Copy out the whole listing exactly as written, leaving the pictures behind.

PROVIDED RECORDS -
————————

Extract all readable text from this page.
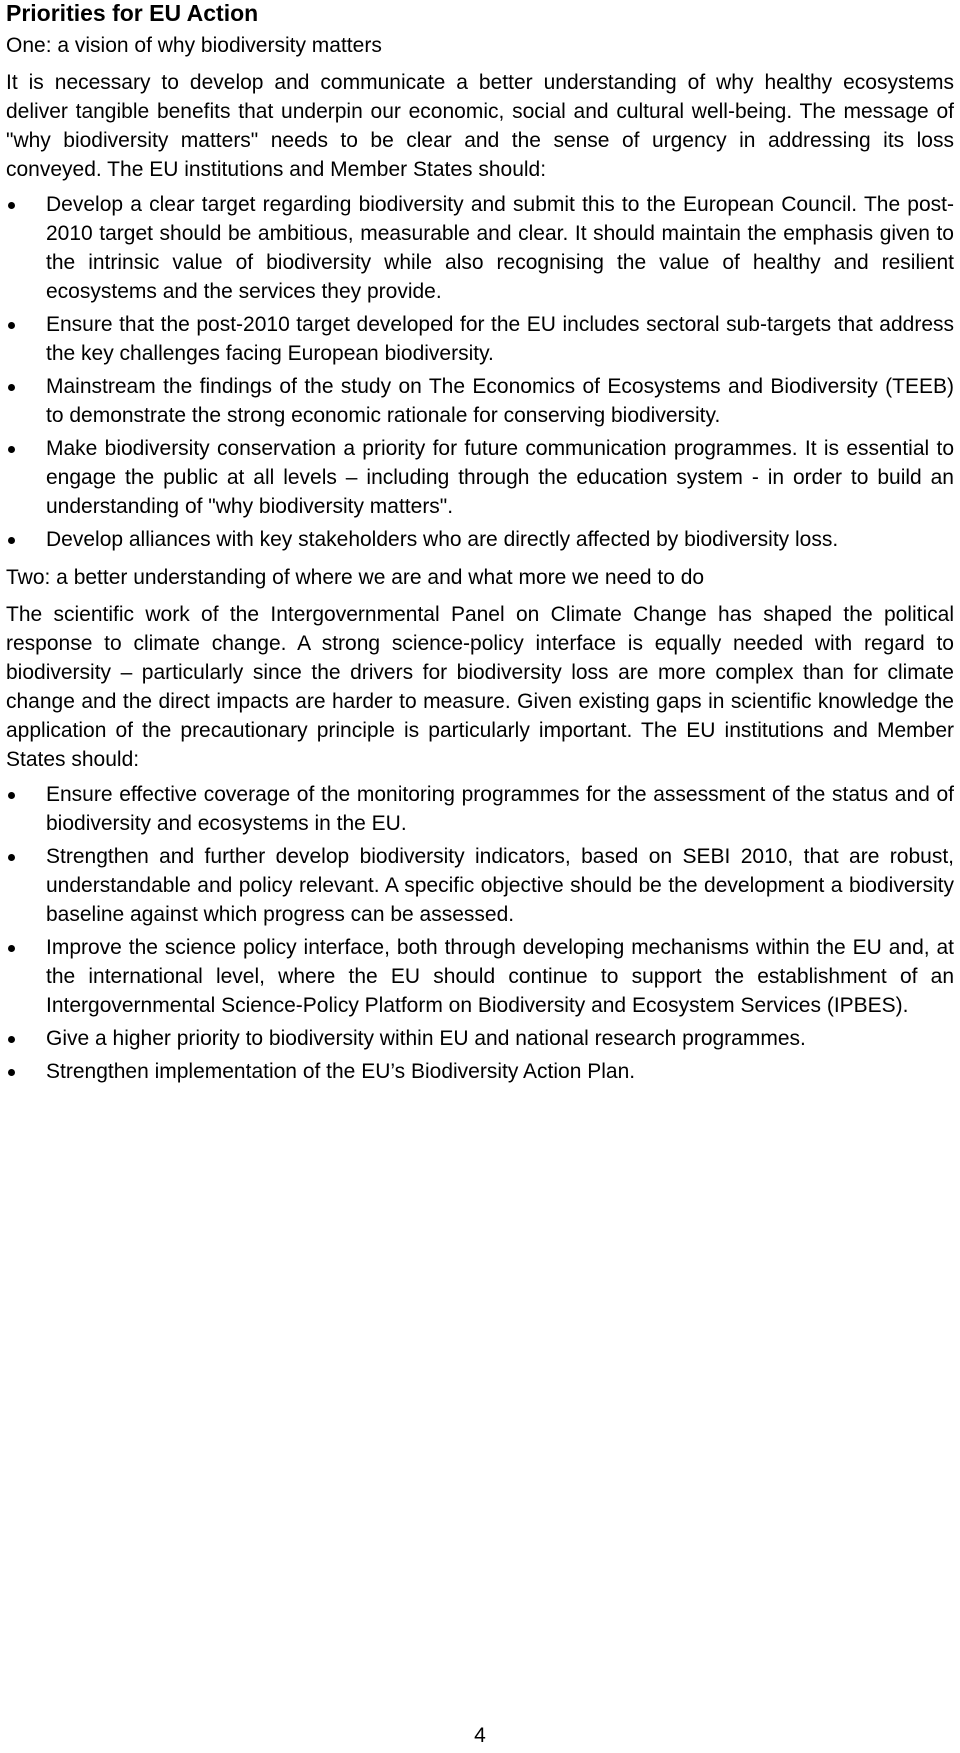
Priorities for EU Action

One: a vision of why biodiversity matters

It is necessary to develop and communicate a better understanding of why healthy ecosystems deliver tangible benefits that underpin our economic, social and cultural well-being. The message of "why biodiversity matters" needs to be clear and the sense of urgency in addressing its loss conveyed. The EU institutions and Member States should:

Develop a clear target regarding biodiversity and submit this to the European Council. The post-2010 target should be ambitious, measurable and clear. It should maintain the emphasis given to the intrinsic value of biodiversity while also recognising the value of healthy and resilient ecosystems and the services they provide.
Ensure that the post-2010 target developed for the EU includes sectoral sub-targets that address the key challenges facing European biodiversity.
Mainstream the findings of the study on The Economics of Ecosystems and Biodiversity (TEEB) to demonstrate the strong economic rationale for conserving biodiversity.
Make biodiversity conservation a priority for future communication programmes. It is essential to engage the public at all levels – including through the education system - in order to build an understanding of "why biodiversity matters".
Develop alliances with key stakeholders who are directly affected by biodiversity loss.

Two: a better understanding of where we are and what more we need to do

The scientific work of the Intergovernmental Panel on Climate Change has shaped the political response to climate change. A strong science-policy interface is equally needed with regard to biodiversity – particularly since the drivers for biodiversity loss are more complex than for climate change and the direct impacts are harder to measure. Given existing gaps in scientific knowledge the application of the precautionary principle is particularly important. The EU institutions and Member States should:

Ensure effective coverage of the monitoring programmes for the assessment of the status and of biodiversity and ecosystems in the EU.
Strengthen and further develop biodiversity indicators, based on SEBI 2010, that are robust, understandable and policy relevant. A specific objective should be the development a biodiversity baseline against which progress can be assessed.
Improve the science policy interface, both through developing mechanisms within the EU and, at the international level, where the EU should continue to support the establishment of an Intergovernmental Science-Policy Platform on Biodiversity and Ecosystem Services (IPBES).
Give a higher priority to biodiversity within EU and national research programmes.
Strengthen implementation of the EU’s Biodiversity Action Plan.
4
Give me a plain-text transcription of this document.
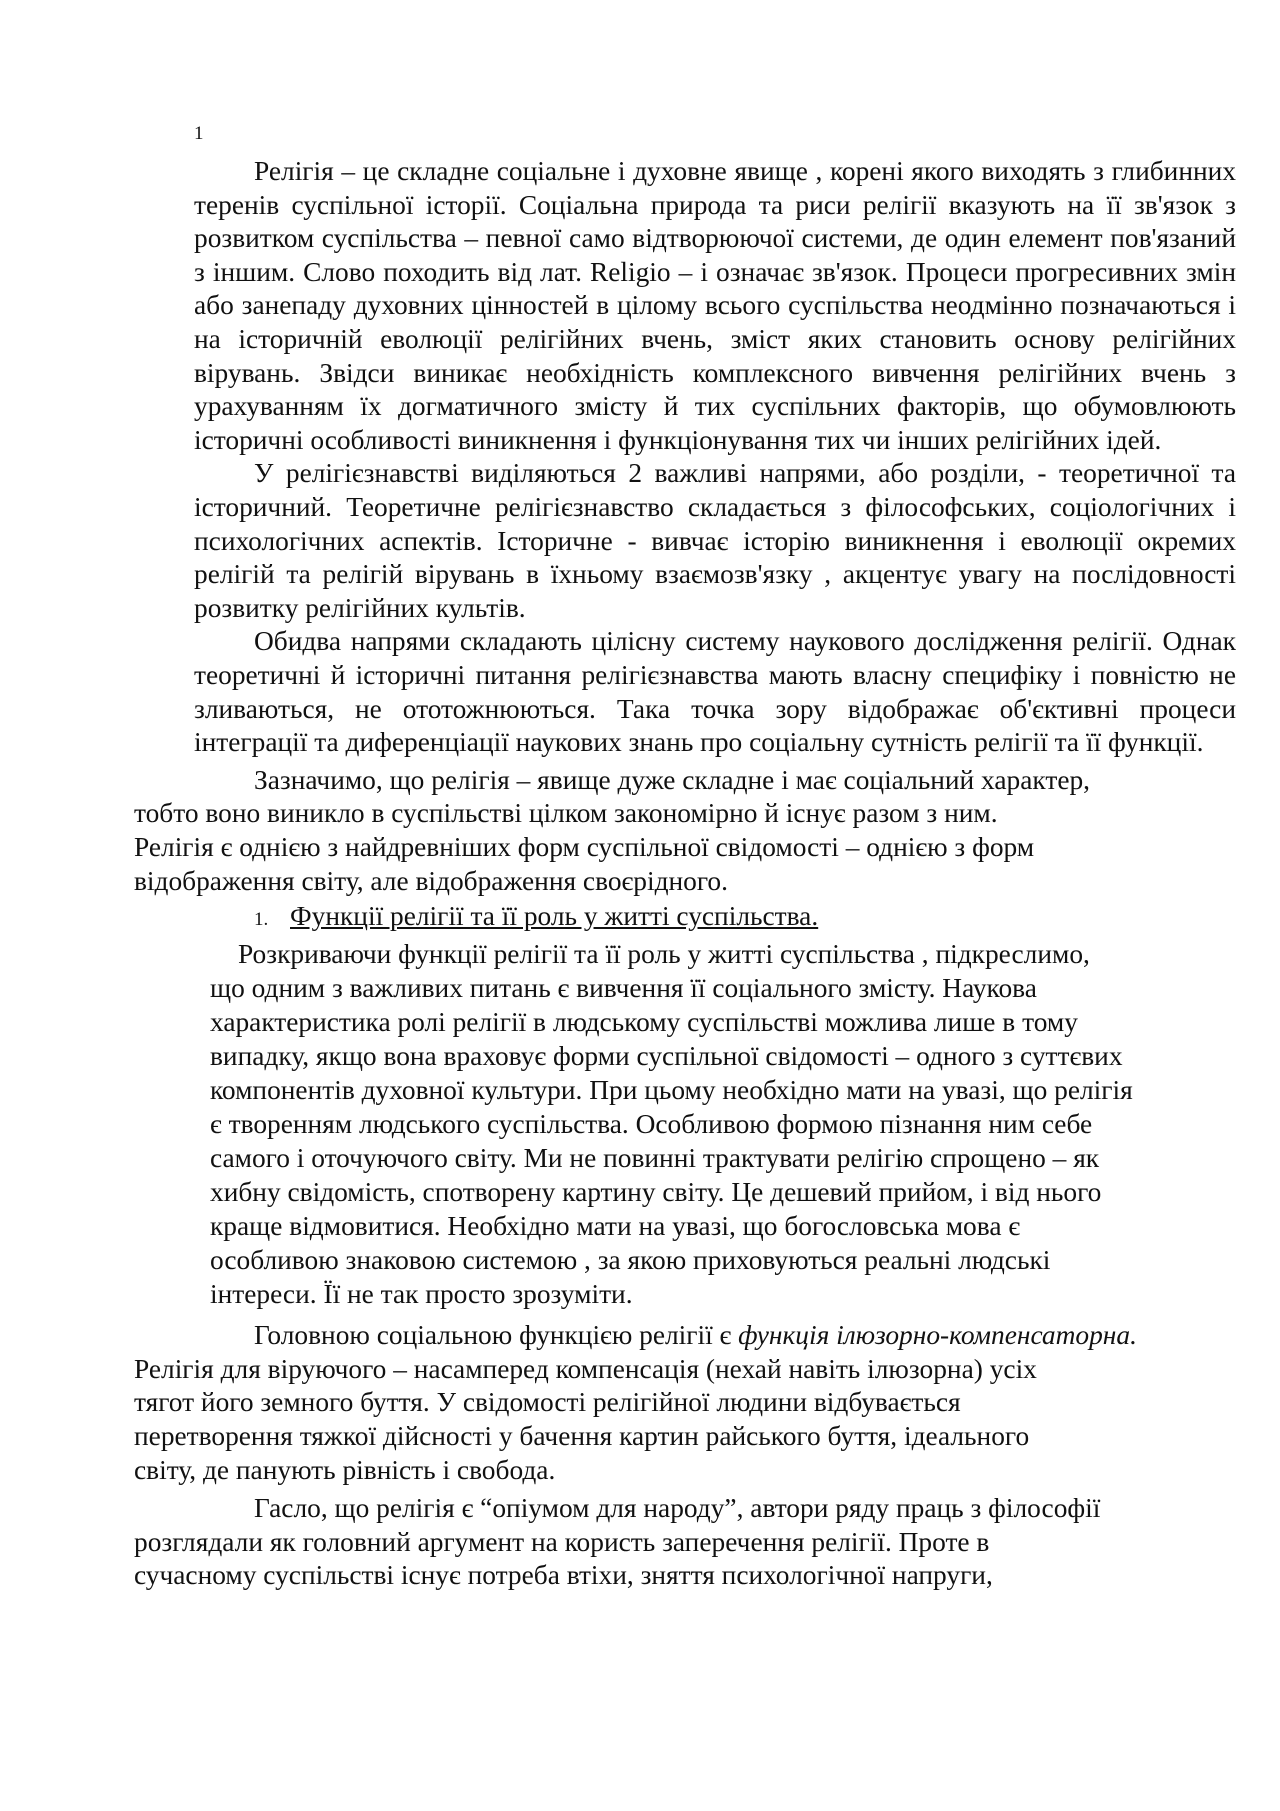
1

Релігія – це складне соціальне і духовне явище , корені якого виходять з глибинних теренів суспільної історії. Соціальна природа та риси релігії вказують на її зв'язок з розвитком суспільства – певної само відтворюючої системи, де один елемент пов'язаний з іншим. Слово походить від лат. Religio – і означає зв'язок. Процеси прогресивних змін або занепаду духовних цінностей в цілому всього суспільства неодмінно позначаються і на історичній еволюції релігійних вчень, зміст яких становить основу релігійних вірувань. Звідси виникає необхідність комплексного вивчення релігійних вчень з урахуванням їх догматичного змісту й тих суспільних факторів, що обумовлюють історичні особливості виникнення і функціонування тих чи інших релігійних ідей.

У релігієзнавстві виділяються 2 важливі напрями, або розділи, - теоретичної та історичний. Теоретичне релігієзнавство складається з філософських, соціологічних і психологічних аспектів. Історичне - вивчає історію виникнення і еволюції окремих релігій та релігій вірувань в їхньому взаємозв'язку , акцентує увагу на послідовності розвитку релігійних культів.

Обидва напрями складають цілісну систему наукового дослідження релігії. Однак теоретичні й історичні питання релігієзнавства мають власну специфіку і повністю не зливаються, не ототожнюються. Така точка зору відображає об'єктивні процеси інтеграції та диференціації наукових знань про соціальну сутність релігії та її функції.

Зазначимо, що релігія – явище дуже складне і має соціальний характер,
тобто воно виникло в суспільстві цілком закономірно й існує разом з ним.
Релігія є однією з найдревніших форм суспільної свідомості – однією з форм
відображення світу, але відображення своєрідного.

1. Функції релігії та її роль у житті суспільства.

Розкриваючи функції релігії та її роль у житті суспільства , підкреслимо,
що одним з важливих питань є вивчення її соціального змісту. Наукова
характеристика ролі релігії в людському суспільстві можлива лише в тому
випадку, якщо вона враховує форми суспільної свідомості – одного з суттєвих
компонентів духовної культури. При цьому необхідно мати на увазі, що релігія
є творенням людського суспільства. Особливою формою пізнання ним себе
самого і оточуючого світу. Ми не повинні трактувати релігію спрощено – як
хибну свідомість, спотворену картину світу. Це дешевий прийом, і від нього
краще відмовитися. Необхідно мати на увазі, що богословська мова є
особливою знаковою системою , за якою приховуються реальні людські
інтереси. Її не так просто зрозуміти.

Головною соціальною функцією релігії є функція ілюзорно-компенсаторна.
Релігія для віруючого – насамперед компенсація (нехай навіть ілюзорна) усіх
тягот його земного буття. У свідомості релігійної людини відбувається
перетворення тяжкої дійсності у бачення картин райського буття, ідеального
світу, де панують рівність і свобода.

Гасло, що релігія є “опіумом для народу”, автори ряду праць з філософії
розглядали як головний аргумент на користь заперечення релігії. Проте в
сучасному суспільстві існує потреба втіхи, зняття психологічної напруги,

————————

OUTPUT FOR THIS EXERCISE -
Extract all readable text from this page.
Priorities for EU Action

One: a vision of why biodiversity matters

It is necessary to develop and communicate a better understanding of why healthy ecosystems deliver tangible benefits that underpin our economic, social and cultural well-being. The message of "why biodiversity matters" needs to be clear and the sense of urgency in addressing its loss conveyed. The EU institutions and Member States should:

Develop a clear target regarding biodiversity and submit this to the European Council. The post-2010 target should be ambitious, measurable and clear. It should maintain the emphasis given to the intrinsic value of biodiversity while also recognising the value of healthy and resilient ecosystems and the services they provide.
Ensure that the post-2010 target developed for the EU includes sectoral sub-targets that address the key challenges facing European biodiversity.
Mainstream the findings of the study on The Economics of Ecosystems and Biodiversity (TEEB) to demonstrate the strong economic rationale for conserving biodiversity.
Make biodiversity conservation a priority for future communication programmes. It is essential to engage the public at all levels – including through the education system - in order to build an understanding of "why biodiversity matters".
Develop alliances with key stakeholders who are directly affected by biodiversity loss.

Two: a better understanding of where we are and what more we need to do

The scientific work of the Intergovernmental Panel on Climate Change has shaped the political response to climate change. A strong science-policy interface is equally needed with regard to biodiversity – particularly since the drivers for biodiversity loss are more complex than for climate change and the direct impacts are harder to measure. Given existing gaps in scientific knowledge the application of the precautionary principle is particularly important. The EU institutions and Member States should:

Ensure effective coverage of the monitoring programmes for the assessment of the status and of biodiversity and ecosystems in the EU.
Strengthen and further develop biodiversity indicators, based on SEBI 2010, that are robust, understandable and policy relevant. A specific objective should be the development a biodiversity baseline against which progress can be assessed.
Improve the science policy interface, both through developing mechanisms within the EU and, at the international level, where the EU should continue to support the establishment of an Intergovernmental Science-Policy Platform on Biodiversity and Ecosystem Services (IPBES).
Give a higher priority to biodiversity within EU and national research programmes.
Strengthen implementation of the EU’s Biodiversity Action Plan.
4
Give me a plain-text transcription of this document.
1

Релігія – це складне соціальне і духовне явище , корені якого виходять з глибинних теренів суспільної історії. Соціальна природа та риси релігії вказують на її зв'язок з розвитком суспільства – певної само відтворюючої системи, де один елемент пов'язаний з іншим. Слово походить від лат. Religio – і означає зв'язок. Процеси прогресивних змін або занепаду духовних цінностей в цілому всього суспільства неодмінно позначаються і на історичній еволюції релігійних вчень, зміст яких становить основу релігійних вірувань. Звідси виникає необхідність комплексного вивчення релігійних вчень з урахуванням їх догматичного змісту й тих суспільних факторів, що обумовлюють історичні особливості виникнення і функціонування тих чи інших релігійних ідей.

У релігієзнавстві виділяються 2 важливі напрями, або розділи, - теоретичної та історичний. Теоретичне релігієзнавство складається з філософських, соціологічних і психологічних аспектів. Історичне - вивчає історію виникнення і еволюції окремих релігій та релігій вірувань в їхньому взаємозв'язку , акцентує увагу на послідовності розвитку релігійних культів.

Обидва напрями складають цілісну систему наукового дослідження релігії. Однак теоретичні й історичні питання релігієзнавства мають власну специфіку і повністю не зливаються, не ототожнюються. Така точка зору відображає об'єктивні процеси інтеграції та диференціації наукових знань про соціальну сутність релігії та її функції.

Зазначимо, що релігія – явище дуже складне і має соціальний характер,
тобто воно виникло в суспільстві цілком закономірно й існує разом з ним.
Релігія є однією з найдревніших форм суспільної свідомості – однією з форм
відображення світу, але відображення своєрідного.

1. Функції релігії та її роль у житті суспільства.

Розкриваючи функції релігії та її роль у житті суспільства , підкреслимо,
що одним з важливих питань є вивчення її соціального змісту. Наукова
характеристика ролі релігії в людському суспільстві можлива лише в тому
випадку, якщо вона враховує форми суспільної свідомості – одного з суттєвих
компонентів духовної культури. При цьому необхідно мати на увазі, що релігія
є творенням людського суспільства. Особливою формою пізнання ним себе
самого і оточуючого світу. Ми не повинні трактувати релігію спрощено – як
хибну свідомість, спотворену картину світу. Це дешевий прийом, і від нього
краще відмовитися. Необхідно мати на увазі, що богословська мова є
особливою знаковою системою , за якою приховуються реальні людські
інтереси. Її не так просто зрозуміти.

Головною соціальною функцією релігії є функція ілюзорно-компенсаторна.
Релігія для віруючого – насамперед компенсація (нехай навіть ілюзорна) усіх
тягот його земного буття. У свідомості релігійної людини відбувається
перетворення тяжкої дійсності у бачення картин райського буття, ідеального
світу, де панують рівність і свобода.

Гасло, що релігія є “опіумом для народу”, автори ряду праць з філософії
розглядали як головний аргумент на користь заперечення релігії. Проте в
сучасному суспільстві існує потреба втіхи, зняття психологічної напруги,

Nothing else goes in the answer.